(Given instruction) In the records below, pick out all lines containing the word "HESSI".

Records from a dataset:
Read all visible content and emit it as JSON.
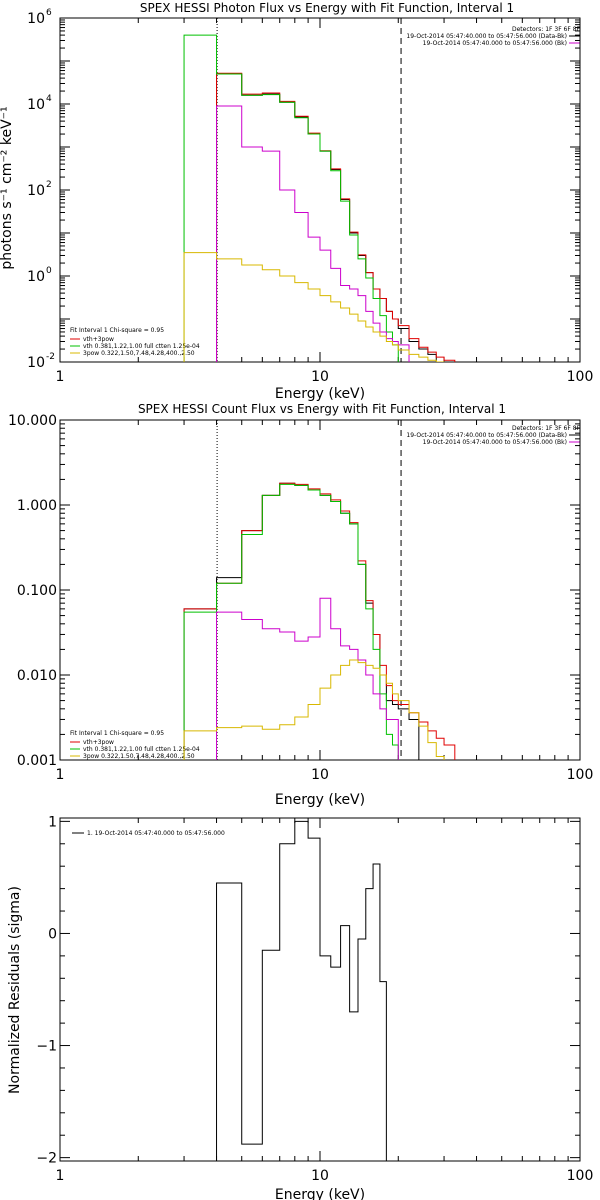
{
  "chart_data": [
    {
      "type": "line",
      "title": "SPEX HESSI Photon Flux vs Energy with Fit Function, Interval 1",
      "xlabel": "Energy (keV)",
      "ylabel": "photons s⁻¹ cm⁻² keV⁻¹",
      "xscale": "log",
      "yscale": "log",
      "xlim": [
        1,
        100
      ],
      "ylim": [
        0.01,
        1000000
      ],
      "xticks": [
        {
          "v": 1,
          "label": "1"
        },
        {
          "v": 10,
          "label": "10"
        },
        {
          "v": 100,
          "label": "100"
        }
      ],
      "yticks": [
        {
          "v": 0.01,
          "base": "10",
          "exp": "-2"
        },
        {
          "v": 1,
          "base": "10",
          "exp": "0"
        },
        {
          "v": 100,
          "base": "10",
          "exp": "2"
        },
        {
          "v": 10000,
          "base": "10",
          "exp": "4"
        },
        {
          "v": 1000000,
          "base": "10",
          "exp": "6"
        }
      ],
      "legend_right": {
        "title": "Detectors: 1F 3F 6F 8F",
        "entries": [
          {
            "label": "19-Oct-2014 05:47:40.000 to 05:47:56.000 (Data-Bk)",
            "color": "#000000"
          },
          {
            "label": "19-Oct-2014 05:47:40.000 to 05:47:56.000 (Bk)",
            "color": "#cc00cc"
          }
        ]
      },
      "legend_left": {
        "title": "Fit Interval  1    Chi-square = 0.95",
        "entries": [
          {
            "label": "vth+3pow",
            "color": "#e00000"
          },
          {
            "label": "vth 0.381,1.22,1.00  full ctten 1.25e-04",
            "color": "#00c000"
          },
          {
            "label": "3pow 0.322,1.50,7.48,4.28,400.,2.50",
            "color": "#d8b800"
          }
        ]
      },
      "vlines": [
        {
          "x": 4.02,
          "style": "dotted"
        },
        {
          "x": 20.5,
          "style": "dashed"
        }
      ],
      "bin_edges": [
        3.0,
        4.0,
        5.0,
        6.0,
        7.0,
        8.0,
        9.0,
        10.0,
        11.0,
        12.0,
        13.0,
        14.0,
        15.0,
        16.0,
        17.0,
        18.0,
        19.0,
        20.0,
        22.0,
        24.0,
        26.0,
        28.0,
        30.0,
        33.0,
        36.0,
        40.0
      ],
      "series": [
        {
          "name": "Data-Bk",
          "color": "#000000",
          "values": [
            null,
            50000,
            16000,
            17000,
            11000,
            5000,
            2000,
            800,
            300,
            60,
            10,
            3.0,
            1.2,
            0.5,
            0.3,
            0.15,
            0.1,
            0.06,
            0.03,
            0.02,
            0.015,
            null,
            null,
            null,
            null
          ]
        },
        {
          "name": "vth+3pow",
          "color": "#e00000",
          "values": [
            null,
            52000,
            17000,
            18000,
            11500,
            5200,
            2100,
            820,
            310,
            62,
            10.5,
            3.1,
            1.2,
            0.5,
            0.3,
            0.15,
            0.1,
            0.07,
            0.035,
            0.022,
            0.017,
            0.013,
            0.011,
            null,
            null
          ]
        },
        {
          "name": "vth",
          "color": "#00c000",
          "values": [
            400000,
            50000,
            16000,
            16500,
            11000,
            4800,
            2000,
            800,
            280,
            55,
            9,
            2.5,
            0.9,
            0.3,
            0.12,
            0.05,
            0.025,
            null,
            null,
            null,
            null,
            null,
            null,
            null,
            null
          ]
        },
        {
          "name": "Bk",
          "color": "#cc00cc",
          "values": [
            null,
            9000,
            1000,
            800,
            100,
            30,
            8,
            4,
            1.5,
            0.6,
            0.5,
            0.35,
            0.15,
            0.08,
            0.05,
            0.035,
            0.03,
            0.025,
            null,
            null,
            null,
            null,
            null,
            null,
            null
          ]
        },
        {
          "name": "3pow",
          "color": "#d8b800",
          "values": [
            3.5,
            2.5,
            1.8,
            1.4,
            1.0,
            0.7,
            0.5,
            0.35,
            0.25,
            0.18,
            0.13,
            0.09,
            0.065,
            0.05,
            0.04,
            0.03,
            0.025,
            0.019,
            0.015,
            0.013,
            0.011,
            0.01,
            null,
            null,
            null
          ]
        }
      ]
    },
    {
      "type": "line",
      "title": "SPEX HESSI Count Flux vs Energy with Fit Function, Interval 1",
      "xlabel": "Energy (keV)",
      "ylabel": "",
      "xscale": "log",
      "yscale": "log",
      "xlim": [
        1,
        100
      ],
      "ylim": [
        0.001,
        10
      ],
      "xticks": [
        {
          "v": 1,
          "label": "1"
        },
        {
          "v": 10,
          "label": "10"
        },
        {
          "v": 100,
          "label": "100"
        }
      ],
      "yticks": [
        {
          "v": 0.001,
          "label": "0.001"
        },
        {
          "v": 0.01,
          "label": "0.010"
        },
        {
          "v": 0.1,
          "label": "0.100"
        },
        {
          "v": 1,
          "label": "1.000"
        },
        {
          "v": 10,
          "label": "10.000"
        }
      ],
      "legend_right": {
        "title": "Detectors: 1F 3F 6F 8F",
        "entries": [
          {
            "label": "19-Oct-2014 05:47:40.000 to 05:47:56.000 (Data-Bk)",
            "color": "#000000"
          },
          {
            "label": "19-Oct-2014 05:47:40.000 to 05:47:56.000 (Bk)",
            "color": "#cc00cc"
          }
        ]
      },
      "legend_left": {
        "title": "Fit Interval  1    Chi-square = 0.95",
        "entries": [
          {
            "label": "vth+3pow",
            "color": "#e00000"
          },
          {
            "label": "vth 0.381,1.22,1.00  full ctten 1.25e-04",
            "color": "#00c000"
          },
          {
            "label": "3pow 0.322,1.50,7.48,4.28,400.,2.50",
            "color": "#d8b800"
          }
        ]
      },
      "vlines": [
        {
          "x": 4.02,
          "style": "dotted"
        },
        {
          "x": 20.5,
          "style": "dashed"
        }
      ],
      "bin_edges": [
        3.0,
        4.0,
        5.0,
        6.0,
        7.0,
        8.0,
        9.0,
        10.0,
        11.0,
        12.0,
        13.0,
        14.0,
        15.0,
        16.0,
        17.0,
        18.0,
        19.0,
        20.0,
        22.0,
        24.0,
        26.0,
        28.0,
        30.0,
        33.0,
        36.0,
        40.0
      ],
      "series": [
        {
          "name": "Data-Bk",
          "color": "#000000",
          "values": [
            0.06,
            0.14,
            0.5,
            1.3,
            1.8,
            1.7,
            1.5,
            1.3,
            1.1,
            0.8,
            0.6,
            0.2,
            0.07,
            0.03,
            0.01,
            0.005,
            0.0045,
            0.004,
            0.003,
            null,
            null,
            null,
            null,
            null,
            null
          ]
        },
        {
          "name": "vth+3pow",
          "color": "#e00000",
          "values": [
            0.06,
            0.12,
            0.5,
            1.3,
            1.8,
            1.75,
            1.55,
            1.35,
            1.15,
            0.85,
            0.62,
            0.22,
            0.075,
            0.03,
            0.013,
            0.0075,
            0.005,
            0.0045,
            0.0036,
            0.0028,
            0.0022,
            0.0018,
            0.0015,
            null,
            null
          ]
        },
        {
          "name": "vth",
          "color": "#00c000",
          "values": [
            0.055,
            0.12,
            0.45,
            1.3,
            1.75,
            1.7,
            1.5,
            1.3,
            1.1,
            0.8,
            0.6,
            0.2,
            0.06,
            0.02,
            0.006,
            0.002,
            0.0015,
            null,
            null,
            null,
            null,
            null,
            null,
            null,
            null
          ]
        },
        {
          "name": "Bk",
          "color": "#cc00cc",
          "values": [
            null,
            0.055,
            0.045,
            0.035,
            0.032,
            0.025,
            0.028,
            0.08,
            0.035,
            0.022,
            0.02,
            0.015,
            0.01,
            0.006,
            0.004,
            0.003,
            0.003,
            null,
            null,
            null,
            null,
            null,
            null,
            null,
            null
          ]
        },
        {
          "name": "3pow",
          "color": "#d8b800",
          "values": [
            0.0022,
            0.0024,
            0.0025,
            0.0023,
            0.0026,
            0.0032,
            0.0045,
            0.007,
            0.01,
            0.013,
            0.015,
            0.014,
            0.013,
            0.012,
            0.01,
            0.008,
            0.006,
            0.005,
            0.0036,
            0.0025,
            0.0016,
            0.0011,
            null,
            null,
            null
          ]
        }
      ]
    },
    {
      "type": "line",
      "title": "",
      "xlabel": "Energy (keV)",
      "ylabel": "Normalized Residuals (sigma)",
      "xscale": "log",
      "yscale": "linear",
      "xlim": [
        1,
        100
      ],
      "ylim": [
        -2.03,
        1.03
      ],
      "xticks": [
        {
          "v": 1,
          "label": "1"
        },
        {
          "v": 10,
          "label": "10"
        },
        {
          "v": 100,
          "label": "100"
        }
      ],
      "yticks": [
        {
          "v": -2,
          "label": "−2"
        },
        {
          "v": -1,
          "label": "−1"
        },
        {
          "v": 0,
          "label": "0"
        },
        {
          "v": 1,
          "label": "1"
        }
      ],
      "legend_left": {
        "title": "",
        "entries": [
          {
            "label": "1. 19-Oct-2014 05:47:40.000 to 05:47:56.000",
            "color": "#000000"
          }
        ]
      },
      "bin_edges": [
        4.0,
        5.0,
        6.0,
        7.0,
        8.0,
        9.0,
        10.0,
        11.0,
        12.0,
        13.0,
        14.0,
        15.0,
        16.0,
        17.0,
        18.0,
        19.0,
        20.0
      ],
      "series": [
        {
          "name": "residuals",
          "color": "#000000",
          "values": [
            0.45,
            -1.88,
            -0.15,
            0.8,
            1.0,
            0.85,
            -0.2,
            -0.3,
            0.07,
            -0.7,
            -0.05,
            0.4,
            0.62,
            -0.43,
            null,
            null
          ]
        }
      ]
    }
  ]
}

(Completed exercise)
      "title": "SPEX HESSI Photon Flux vs Energy with Fit Function, Interval 1",
      "title": "SPEX HESSI Count Flux vs Energy with Fit Function, Interval 1",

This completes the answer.